- **Rows from a figure dataset**:
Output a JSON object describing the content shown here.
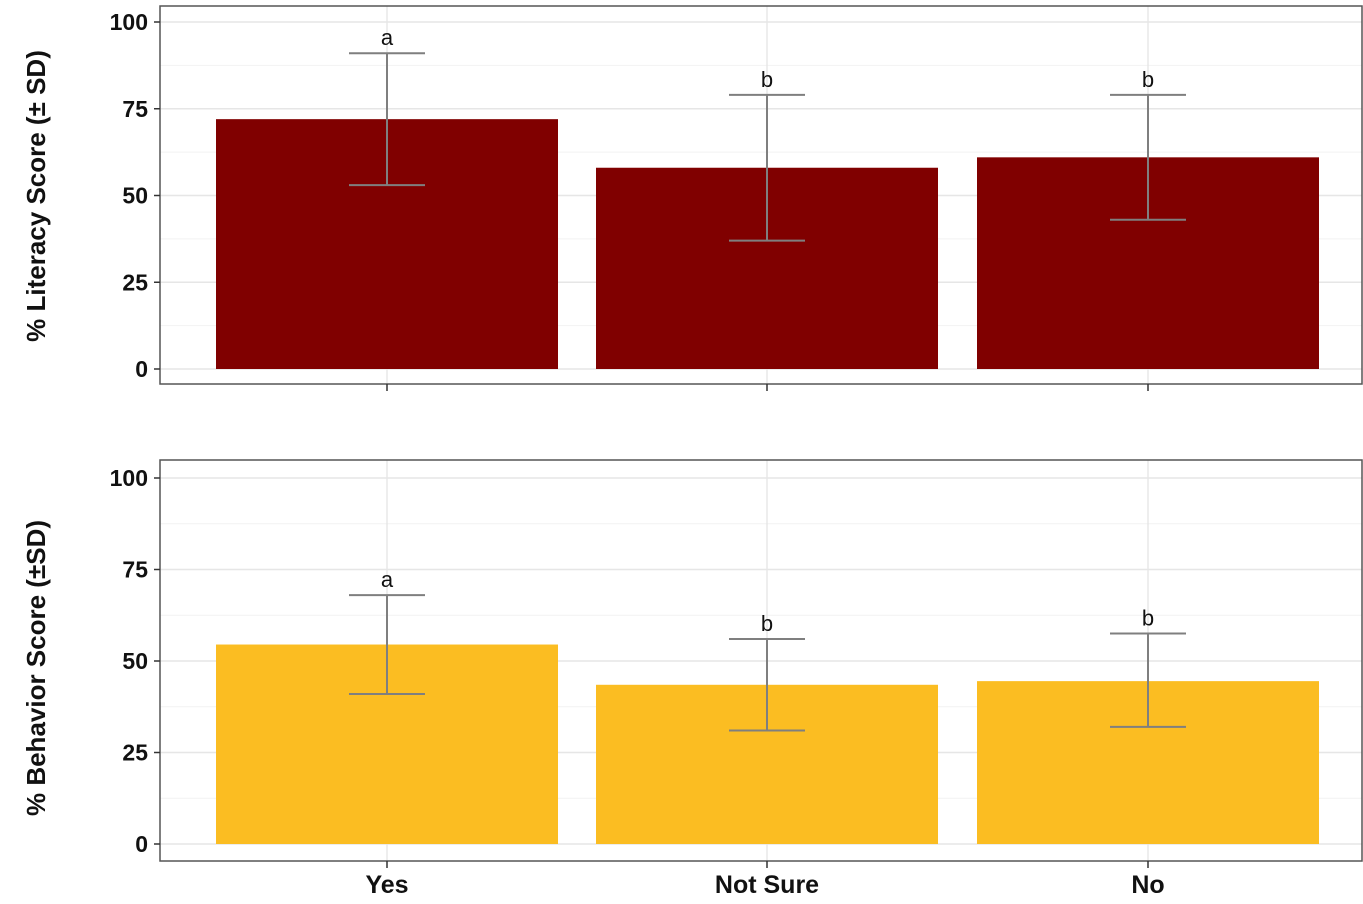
{
  "chart_data": [
    {
      "type": "bar",
      "panel": "top",
      "ylabel": "% Literacy Score (± SD)",
      "categories": [
        "Yes",
        "Not Sure",
        "No"
      ],
      "values": [
        72,
        58,
        61
      ],
      "sd_lower": [
        53,
        37,
        43
      ],
      "sd_upper": [
        91,
        79,
        79
      ],
      "significance_letters": [
        "a",
        "b",
        "b"
      ],
      "ylim": [
        0,
        100
      ],
      "yticks": [
        "0",
        "25",
        "50",
        "75",
        "100"
      ],
      "bar_color": "#800000",
      "grid": true,
      "show_x_tick_labels": false
    },
    {
      "type": "bar",
      "panel": "bottom",
      "ylabel": "% Behavior Score (±SD)",
      "categories": [
        "Yes",
        "Not Sure",
        "No"
      ],
      "values": [
        54.5,
        43.5,
        44.5
      ],
      "sd_lower": [
        41,
        31,
        32
      ],
      "sd_upper": [
        68,
        56,
        57.5
      ],
      "significance_letters": [
        "a",
        "b",
        "b"
      ],
      "ylim": [
        0,
        100
      ],
      "yticks": [
        "0",
        "25",
        "50",
        "75",
        "100"
      ],
      "bar_color": "#FBBD22",
      "grid": true,
      "show_x_tick_labels": true
    }
  ],
  "style": {
    "errorbar_color": "#7f7f7f",
    "grid_major_color": "#e6e6e6",
    "grid_minor_color": "#f2f2f2",
    "panel_border_color": "#555555",
    "text_color": "#111111"
  }
}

- **Stated task**: Copy the records word for word, leaving no picture in the copy.

- **Solution to the problem**:
Output a JSON object describing the content shown here.
{
  "chart_data": [
    {
      "type": "bar",
      "panel": "top",
      "ylabel": "% Literacy Score (± SD)",
      "categories": [
        "Yes",
        "Not Sure",
        "No"
      ],
      "values": [
        72,
        58,
        61
      ],
      "sd_lower": [
        53,
        37,
        43
      ],
      "sd_upper": [
        91,
        79,
        79
      ],
      "significance_letters": [
        "a",
        "b",
        "b"
      ],
      "ylim": [
        0,
        100
      ],
      "yticks": [
        "0",
        "25",
        "50",
        "75",
        "100"
      ],
      "bar_color": "#800000",
      "grid": true,
      "show_x_tick_labels": false
    },
    {
      "type": "bar",
      "panel": "bottom",
      "ylabel": "% Behavior Score (±SD)",
      "categories": [
        "Yes",
        "Not Sure",
        "No"
      ],
      "values": [
        54.5,
        43.5,
        44.5
      ],
      "sd_lower": [
        41,
        31,
        32
      ],
      "sd_upper": [
        68,
        56,
        57.5
      ],
      "significance_letters": [
        "a",
        "b",
        "b"
      ],
      "ylim": [
        0,
        100
      ],
      "yticks": [
        "0",
        "25",
        "50",
        "75",
        "100"
      ],
      "bar_color": "#FBBD22",
      "grid": true,
      "show_x_tick_labels": true
    }
  ],
  "style": {
    "errorbar_color": "#7f7f7f",
    "grid_major_color": "#e6e6e6",
    "grid_minor_color": "#f2f2f2",
    "panel_border_color": "#555555",
    "text_color": "#111111"
  }
}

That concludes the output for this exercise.